── DATASET RECORDS
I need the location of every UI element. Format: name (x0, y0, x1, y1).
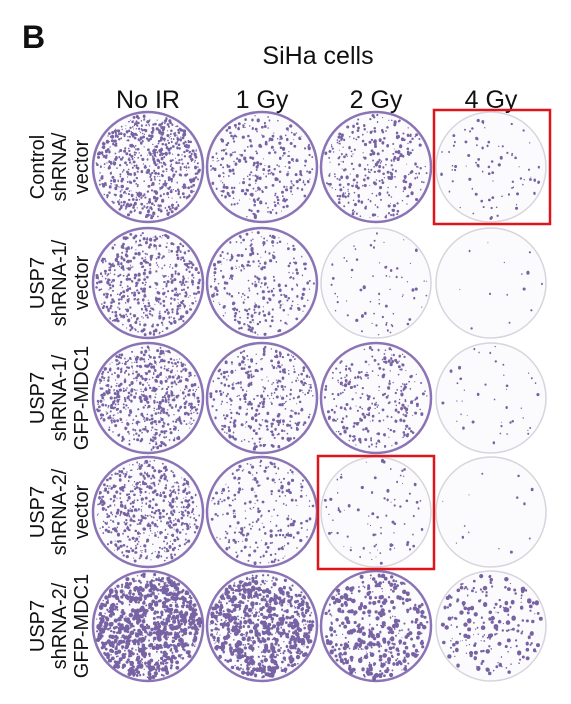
row-label: shRNA-2/ (49, 468, 71, 555)
column-header: 1 Gy (236, 86, 289, 114)
colonies (440, 118, 541, 221)
plate (435, 570, 547, 682)
plate (435, 111, 547, 223)
plate (205, 110, 319, 224)
plate (435, 456, 547, 568)
plate (320, 227, 432, 339)
plate (205, 455, 319, 569)
row-label: vector (71, 255, 93, 310)
colonies (95, 572, 203, 681)
colonies (209, 115, 314, 220)
row-label: USP7 (27, 257, 49, 309)
colonies (209, 345, 314, 451)
highlight-box (432, 108, 552, 226)
plate (319, 341, 433, 455)
row-label: shRNA-1/ (49, 354, 71, 441)
row-label: Control (27, 135, 49, 199)
row-label: shRNA-1/ (49, 239, 71, 326)
plate (435, 342, 547, 454)
plate (435, 227, 547, 339)
figure-title: SiHa cells (262, 42, 373, 70)
plate (91, 455, 205, 569)
column-header: 2 Gy (350, 86, 403, 114)
plate (319, 569, 433, 683)
row-label: USP7 (27, 372, 49, 424)
plate (319, 110, 433, 224)
row-label: shRNA/ (49, 132, 71, 201)
row-label: vector (71, 484, 93, 539)
colonies (209, 574, 315, 679)
colonies (324, 113, 428, 219)
row-label: USP7 (27, 486, 49, 538)
colonies (96, 345, 201, 451)
plate (320, 456, 432, 568)
row-label: GFP-MDC1 (71, 346, 93, 450)
colonies (95, 114, 201, 220)
colonies (96, 459, 200, 563)
row-label: shRNA-2/ (49, 582, 71, 669)
row-label: USP7 (27, 600, 49, 652)
colonies (209, 231, 315, 336)
row-label: vector (71, 139, 93, 194)
plate (91, 226, 205, 340)
column-header: No IR (116, 86, 180, 114)
colonies (324, 573, 429, 681)
panel-label: B (22, 19, 45, 55)
row-label: GFP-MDC1 (71, 574, 93, 678)
highlight-box (316, 454, 436, 571)
colonies (95, 232, 201, 337)
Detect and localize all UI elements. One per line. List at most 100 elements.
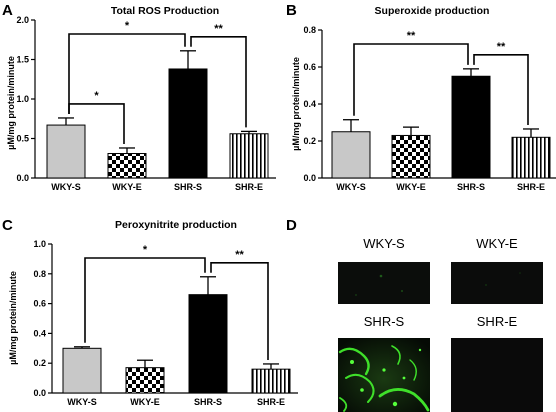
bar [125, 367, 165, 394]
fluorescent-dot [382, 368, 386, 372]
image-shr-s-dots [350, 348, 422, 407]
x-tick-label: SHR-E [235, 182, 263, 192]
panel-c-x-axis: WKY-S WKY-E SHR-S SHR-E [52, 392, 298, 407]
panel-a-bars [46, 50, 269, 179]
panel-b-x-axis: WKY-S WKY-E SHR-S SHR-E [322, 177, 556, 192]
panel-b-title: Superoxide production [375, 5, 490, 17]
fluorescent-structure [378, 388, 430, 412]
fluorescent-dot [360, 388, 364, 392]
bar [451, 75, 491, 179]
panel-b-letter: B [286, 2, 297, 19]
fluorescent-structure [339, 397, 348, 412]
significance-bracket [84, 257, 206, 343]
image-label-shr-s: SHR-S [364, 314, 405, 329]
image-label-wky-e: WKY-E [476, 236, 518, 251]
y-tick-label: 1.0 [33, 239, 46, 249]
significance-bracket [210, 261, 269, 360]
image-wky-e [451, 262, 543, 304]
significance-label: ** [497, 41, 506, 53]
panel-c-y-axis-label: µM/mg protein/minute [8, 271, 18, 365]
panel-b: B Superoxide production µM/mg protein/mi… [286, 2, 556, 192]
bar [62, 347, 102, 394]
panel-b-y-axis-label: µM/mg protein/minute [291, 57, 301, 151]
y-tick-label: 0.0 [16, 173, 29, 183]
fluorescent-structure [391, 345, 401, 365]
significance-label: * [125, 20, 130, 32]
panel-d-letter: D [286, 217, 297, 234]
x-tick-label: SHR-E [517, 182, 545, 192]
panel-c-bars [62, 276, 291, 394]
bar [229, 133, 269, 179]
y-tick-label: 0.2 [303, 136, 316, 146]
significance-bracket [190, 36, 247, 128]
image-wky-s-speck [355, 294, 357, 296]
y-tick-label: 0.4 [303, 99, 316, 109]
bar [168, 68, 208, 179]
fluorescent-structure [409, 359, 417, 381]
panel-a: A Total ROS Production µM/mg protein/min… [2, 2, 276, 192]
fluorescent-dot [392, 401, 398, 407]
image-label-wky-s: WKY-S [363, 236, 405, 251]
y-tick-label: 0.0 [33, 388, 46, 398]
image-wky-s [338, 262, 430, 304]
y-tick-label: 0.8 [33, 269, 46, 279]
image-shr-s-fluorescence [338, 345, 430, 412]
significance-label: * [94, 90, 99, 102]
panel-a-significance: **** [68, 20, 247, 144]
panel-c-title: Peroxynitrite production [115, 219, 237, 231]
panel-d: D WKY-S WKY-E SHR-S SHR-E [286, 217, 543, 412]
panel-c-significance: *** [84, 244, 269, 360]
x-tick-label: WKY-E [396, 182, 426, 192]
panel-a-x-axis: WKY-S WKY-E SHR-S SHR-E [35, 177, 276, 192]
panel-b-significance: ** ** [353, 30, 529, 125]
x-tick-label: WKY-E [112, 182, 142, 192]
significance-bracket [68, 33, 186, 114]
significance-label: ** [235, 249, 244, 261]
image-wky-s-speck [379, 274, 383, 278]
bar [46, 124, 86, 179]
image-label-shr-e: SHR-E [477, 314, 518, 329]
panel-a-letter: A [2, 2, 13, 19]
x-tick-label: WKY-S [51, 182, 81, 192]
panel-c-y-axis: 0.0 0.2 0.4 0.6 0.8 1.0 [33, 239, 53, 398]
significance-bracket [353, 43, 469, 116]
x-tick-label: SHR-E [257, 397, 285, 407]
y-tick-label: 0.5 [16, 134, 29, 144]
y-tick-label: 0.8 [303, 25, 316, 35]
fluorescent-structure [345, 373, 375, 403]
panel-c-letter: C [2, 217, 13, 234]
panel-a-title: Total ROS Production [111, 5, 219, 17]
bar [107, 153, 147, 179]
panel-b-y-axis: 0.0 0.2 0.4 0.6 0.8 [303, 25, 323, 183]
y-tick-label: 2.0 [16, 15, 29, 25]
x-tick-label: SHR-S [174, 182, 202, 192]
significance-label: ** [214, 23, 223, 35]
x-tick-label: WKY-S [67, 397, 97, 407]
bar [188, 294, 228, 394]
bar [251, 368, 291, 394]
y-tick-label: 0.0 [303, 173, 316, 183]
image-shr-e [451, 338, 543, 412]
panel-b-bars [331, 68, 551, 179]
bar [331, 131, 371, 179]
fluorescent-dot [350, 360, 354, 364]
image-wky-e-speck [519, 272, 521, 274]
y-tick-label: 1.5 [16, 55, 29, 65]
panel-c: C Peroxynitrite production µM/mg protein… [2, 217, 298, 407]
x-tick-label: SHR-S [194, 397, 222, 407]
y-tick-label: 0.2 [33, 358, 46, 368]
y-tick-label: 0.4 [33, 328, 46, 338]
significance-label: * [143, 244, 148, 256]
x-tick-label: SHR-S [457, 182, 485, 192]
x-tick-label: WKY-S [336, 182, 366, 192]
bar [511, 136, 551, 179]
significance-bracket [473, 54, 529, 125]
fluorescent-dot [402, 376, 406, 380]
significance-label: ** [407, 30, 416, 42]
fluorescent-structure [338, 347, 370, 376]
fluorescent-dot [418, 348, 422, 352]
panel-a-y-axis: 0.0 0.5 1.0 1.5 2.0 [16, 15, 36, 183]
x-tick-label: WKY-E [130, 397, 160, 407]
y-tick-label: 0.6 [33, 299, 46, 309]
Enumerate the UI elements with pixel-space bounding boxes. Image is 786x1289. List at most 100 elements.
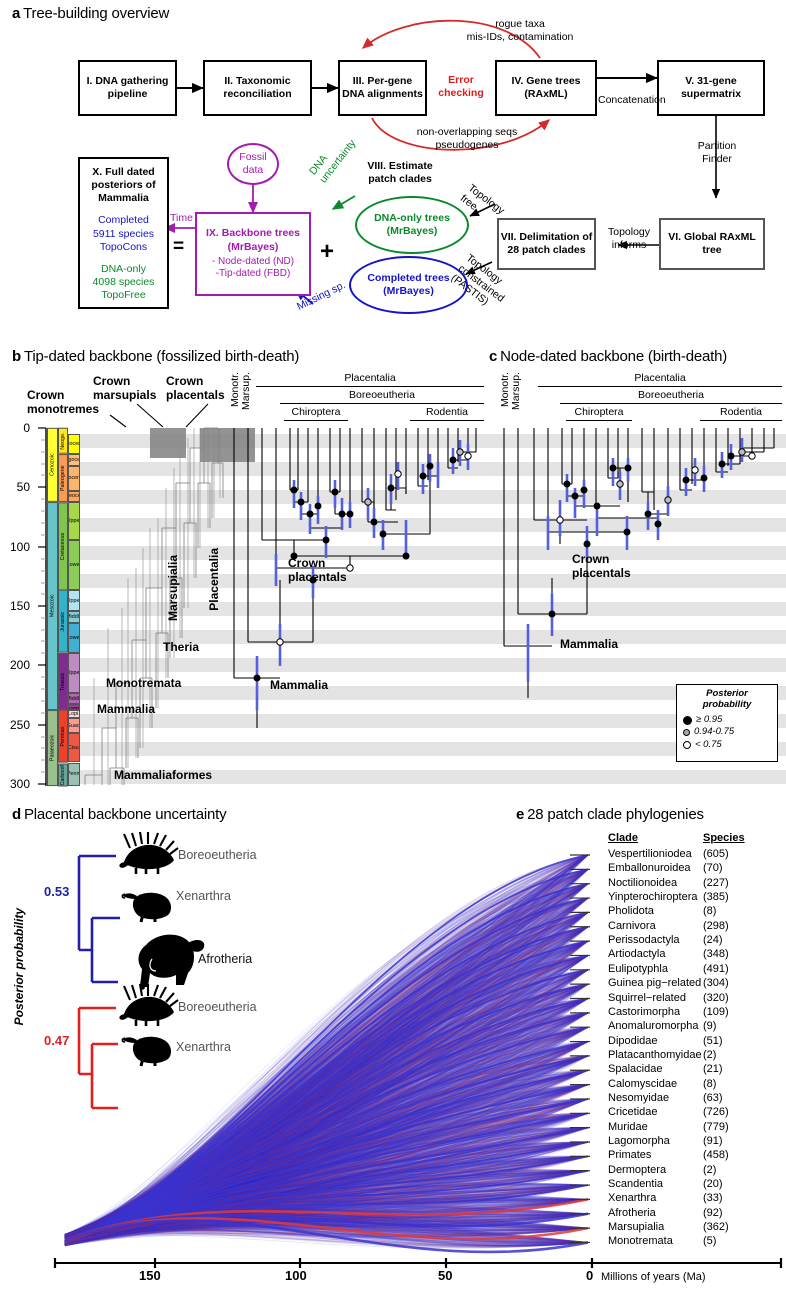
clade-name-22: Dermoptera	[608, 1163, 667, 1176]
label-equals: =	[173, 236, 185, 257]
bracket-chiroptera-c	[566, 420, 632, 421]
label-nonoverlapping: non-overlapping seqs pseudogenes	[416, 126, 518, 151]
clade-species-count-20: (91)	[703, 1135, 723, 1147]
elephant-silhouette	[138, 934, 205, 991]
clade-name-21: Primates	[608, 1149, 652, 1162]
flow-box-iv[interactable]: IV. Gene trees (RAxML)	[495, 60, 597, 116]
backbone-tick-200: 200	[9, 658, 30, 672]
label-plus: +	[320, 238, 335, 265]
flow-box-ix-sub2: -Tip-dated (FBD)	[215, 268, 291, 280]
bracket-rodentia-c	[700, 420, 782, 421]
cloudogram	[64, 854, 589, 1254]
bracket-label-placentalia-c: Placentalia	[634, 372, 686, 384]
clade-species-count-10: (320)	[703, 991, 729, 1004]
flow-box-i[interactable]: I. DNA gathering pipeline	[78, 60, 177, 116]
label-mammalia-c: Mammalia	[560, 637, 619, 651]
panel-e-title: e 28 patch clade phylogenies	[516, 806, 704, 823]
strat-cell-lopi-212: Lopi.	[68, 709, 80, 718]
flow-box-vi[interactable]: VI. Global RAxML tree	[659, 218, 765, 270]
ellipse-completed-trees[interactable]: Completed trees (MrBayes)	[349, 256, 468, 314]
strat-cell-miocene-20: Miocene	[68, 433, 80, 454]
backbone-tick-150: 150	[9, 599, 30, 613]
open-circle-icon	[683, 740, 691, 749]
clade-name-20: Lagomorpha	[608, 1135, 670, 1147]
label-theria: Theria	[163, 640, 200, 654]
label-mammaliaformes: Mammaliaformes	[114, 768, 213, 782]
flow-box-x[interactable]: X. Full dated posteriors of Mammalia Com…	[78, 157, 169, 309]
bracket-label-chiroptera-b: Chiroptera	[291, 406, 341, 418]
clade-name-7: Artiodactyla	[608, 948, 666, 961]
clade-name-2: Noctilionoidea	[608, 876, 678, 889]
bracket-placentalia-c	[538, 386, 782, 387]
panel-a-title: a Tree-building overview	[12, 5, 170, 22]
legend-row-mid: 0.94-0.75	[683, 726, 771, 738]
clade-name-14: Platacanthomyidae	[608, 1048, 702, 1061]
clade-species-count-7: (348)	[703, 948, 729, 961]
strat-cell-guad-213: Guad.	[68, 717, 80, 734]
time-axis-line	[54, 1262, 782, 1265]
posterior-probability-legend: Posterior probability ≥ 0.95 0.94-0.75 <…	[676, 684, 778, 762]
clade-name-26: Marsupialia	[608, 1221, 665, 1234]
clade-species-count-26: (362)	[703, 1221, 729, 1234]
grey-circle-icon	[683, 728, 690, 736]
clade-name-0: Vespertilioniodea	[608, 848, 692, 860]
tip-dated-tree-fossils	[84, 427, 224, 785]
bracket-label-placentalia-b: Placentalia	[344, 372, 396, 384]
flow-box-vii[interactable]: VII. Delimitation of 28 patch clades	[497, 218, 596, 270]
clade-species-count-3: (385)	[703, 891, 729, 904]
flow-box-v[interactable]: V. 31-gene supermatrix	[657, 60, 765, 116]
clade-name-6: Perissodactyla	[608, 934, 680, 947]
strat-cell-upper-24: Upper	[68, 501, 80, 540]
clade-species-count-17: (63)	[703, 1091, 723, 1104]
callout-crown-placentals: Crown placentals	[166, 374, 225, 402]
clade-name-25: Afrotheria	[608, 1206, 656, 1219]
panel-d-title: d Placental backbone uncertainty	[12, 806, 227, 823]
clade-species-count-2: (227)	[703, 876, 729, 889]
d-tip-label-0-0: Boreoeutheria	[178, 848, 257, 862]
strat-cell-lower-211: Lower	[68, 704, 80, 710]
label-mammalia-b2: Mammalia	[270, 678, 329, 692]
strat-cell-lower-28: Lower	[68, 622, 80, 653]
flow-box-x-title: X. Full dated posteriors of Mammalia	[91, 166, 156, 205]
flow-box-ix[interactable]: IX. Backbone trees (MrBayes) - Node-date…	[195, 212, 311, 296]
clade-name-23: Scandentia	[608, 1178, 664, 1191]
bracket-boreoeutheria-c	[560, 403, 782, 404]
ellipse-fossil-data[interactable]: Fossil data	[227, 143, 279, 185]
label-rogue-taxa: rogue taxa mis-IDs, contamination	[466, 18, 574, 43]
bracket-label-boreoeutheria-b: Boreoeutheria	[349, 389, 415, 401]
backbone-tick-0: 0	[23, 421, 30, 435]
d-tip-label-1-1: Xenarthra	[176, 1040, 231, 1054]
clade-species-count-21: (458)	[703, 1149, 729, 1162]
crown-fans	[150, 428, 255, 462]
clade-name-19: Muridae	[608, 1120, 648, 1133]
label-mammalia-b: Mammalia	[97, 702, 156, 716]
callout-crown-placentals-c: Crown placentals	[572, 552, 631, 580]
clade-species-count-15: (21)	[703, 1063, 723, 1076]
ellipse-dna-only-trees[interactable]: DNA-only trees (MrBayes)	[355, 196, 469, 254]
d-tip-label-0-1: Xenarthra	[176, 889, 231, 903]
flow-box-ix-sub1: - Node-dated (ND)	[211, 255, 295, 267]
posterior-prob-047: 0.47	[44, 1033, 70, 1048]
clade-name-10: Squirrel−related	[608, 991, 686, 1004]
panel-d-letter: d	[12, 806, 21, 823]
clade-name-8: Eulipotyphla	[608, 962, 668, 975]
clade-name-17: Nesomyidae	[608, 1091, 670, 1104]
strat-cell-middle-27: Middle	[68, 611, 80, 623]
bracket-boreoeutheria-b	[280, 403, 484, 404]
clade-name-5: Carnivora	[608, 919, 656, 932]
panel-b-title: b Tip-dated backbone (fossilized birth-de…	[12, 348, 300, 365]
clade-species-count-27: (5)	[703, 1235, 717, 1248]
strat-cell-upper-26: Upper	[68, 590, 80, 612]
clade-species-count-24: (33)	[703, 1192, 723, 1205]
backbone-tick-250: 250	[9, 718, 30, 732]
d-tip-label-1-0: Boreoeutheria	[178, 1000, 257, 1014]
clade-name-15: Spalacidae	[608, 1063, 663, 1076]
flow-box-ii[interactable]: II. Taxonomic reconciliation	[203, 60, 312, 116]
flow-box-iii[interactable]: III. Per-gene DNA alignments	[338, 60, 427, 116]
time-tick-100: 100	[285, 1268, 307, 1283]
clade-species-count-0: (605)	[703, 848, 729, 860]
clade-species-count-12: (9)	[703, 1020, 717, 1033]
strat-cell-cisu-214: Cisu.	[68, 733, 80, 763]
strat-cell-paleocene-23: Paleocene	[68, 490, 80, 502]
────
If a line in the material above contains the word "axis", copy it.

panel-c-x-axis: WKY-S WKY-E SHR-S SHR-E [52, 392, 298, 407]
panel-b-x-axis: WKY-S WKY-E SHR-S SHR-E [322, 177, 556, 192]
panel-c-y-axis-label: µM/mg protein/minute [8, 271, 18, 365]
panel-b-y-axis-label: µM/mg protein/minute [291, 57, 301, 151]
panel-a-x-axis: WKY-S WKY-E SHR-S SHR-E [35, 177, 276, 192]
panel-c-y-axis: 0.0 0.2 0.4 0.6 0.8 1.0 [33, 239, 53, 398]
panel-b-y-axis: 0.0 0.2 0.4 0.6 0.8 [303, 25, 323, 183]
panel-a-y-axis: 0.0 0.5 1.0 1.5 2.0 [16, 15, 36, 183]
time-axis-line	[54, 1262, 782, 1265]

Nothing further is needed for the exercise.